WHAT NEEDS TO BE DONE: All of the lines below are to be printed again exactly; images are excluded from the output.

DATA FOR THIS EXERCISE:
----

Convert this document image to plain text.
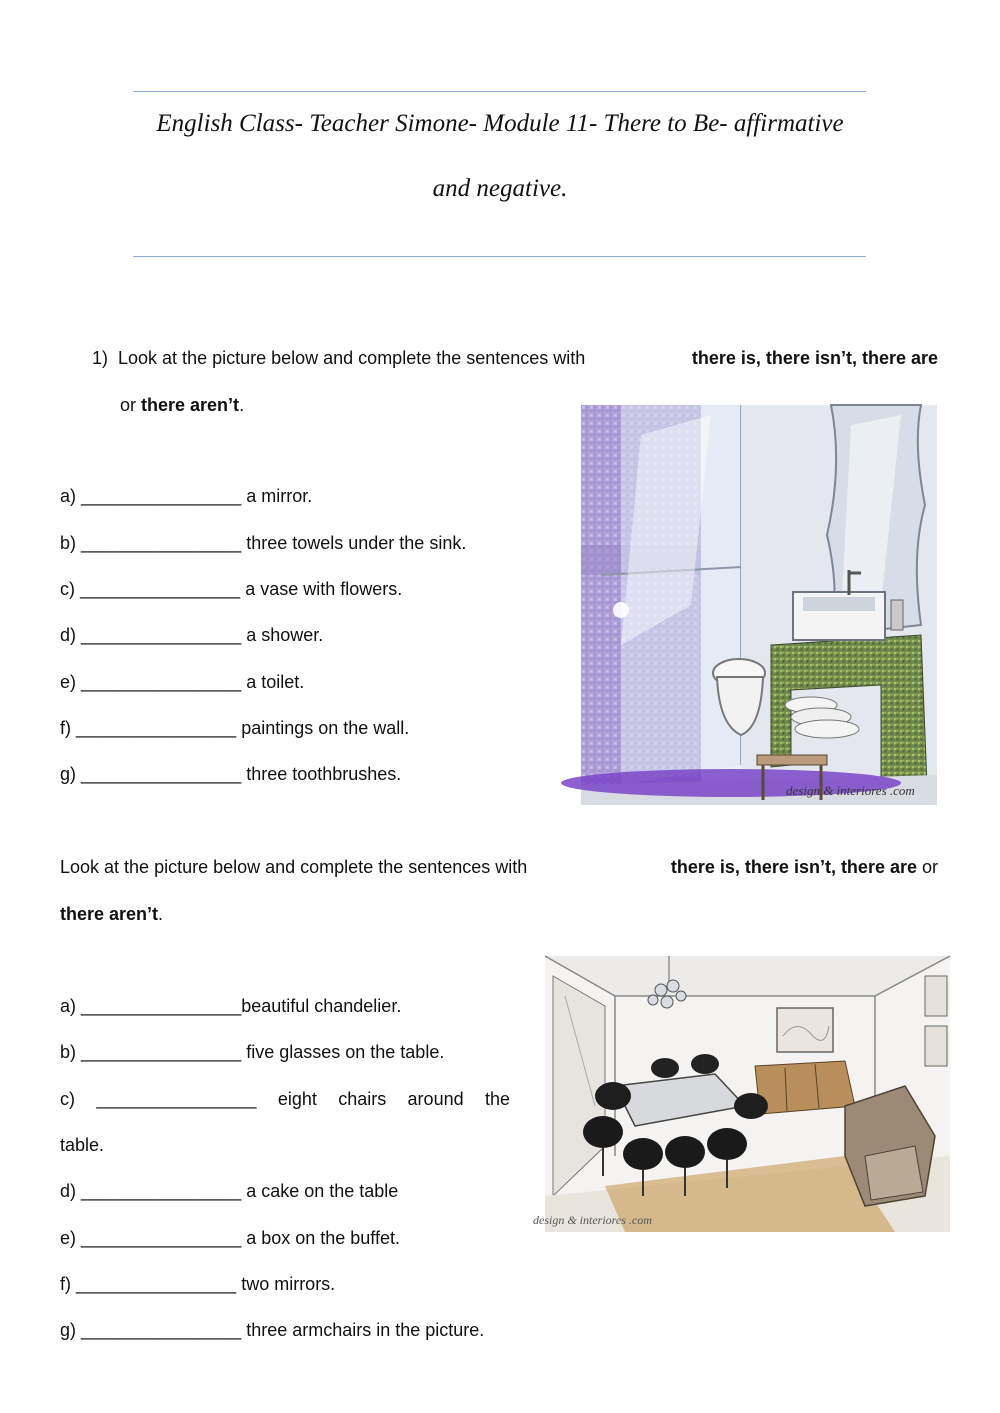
English Class- Teacher Simone- Module 11- There to Be- affirmative
and negative.
1) Look at the picture below and complete the sentences with	there is, there isn’t, there are
or there aren’t.
a) ________________ a mirror.
b) ________________ three towels under the sink.
c) ________________ a vase with flowers.
d) ________________ a shower.
e) ________________ a toilet.
f) ________________ paintings on the wall.
g) ________________ three toothbrushes.
design & interiores .com
Look at the picture below and complete the sentences with	there is, there isn’t, there are or
there aren’t.
a) ________________beautiful chandelier.
b) ________________ five glasses on the table.
c) ________________ eight chairs around the
table.
d) ________________ a cake on the table
e) ________________ a box on the buffet.
f) ________________ two mirrors.
g) ________________ three armchairs in the picture.
design & interiores .com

----

EXERCISE SOLUTION:
Convert this document image to plain text.
English Class- Teacher Simone- Module 11- There to Be- affirmative
and negative.
1) Look at the picture below and complete the sentences with	there is, there isn’t, there are
or there aren’t.
a) ________________ a mirror.
b) ________________ three towels under the sink.
c) ________________ a vase with flowers.
d) ________________ a shower.
e) ________________ a toilet.
f) ________________ paintings on the wall.
g) ________________ three toothbrushes.
design & interiores .com
Look at the picture below and complete the sentences with	there is, there isn’t, there are or
there aren’t.
a) ________________beautiful chandelier.
b) ________________ five glasses on the table.
c) ________________ eight chairs around the
table.
d) ________________ a cake on the table
e) ________________ a box on the buffet.
f) ________________ two mirrors.
g) ________________ three armchairs in the picture.
design & interiores .com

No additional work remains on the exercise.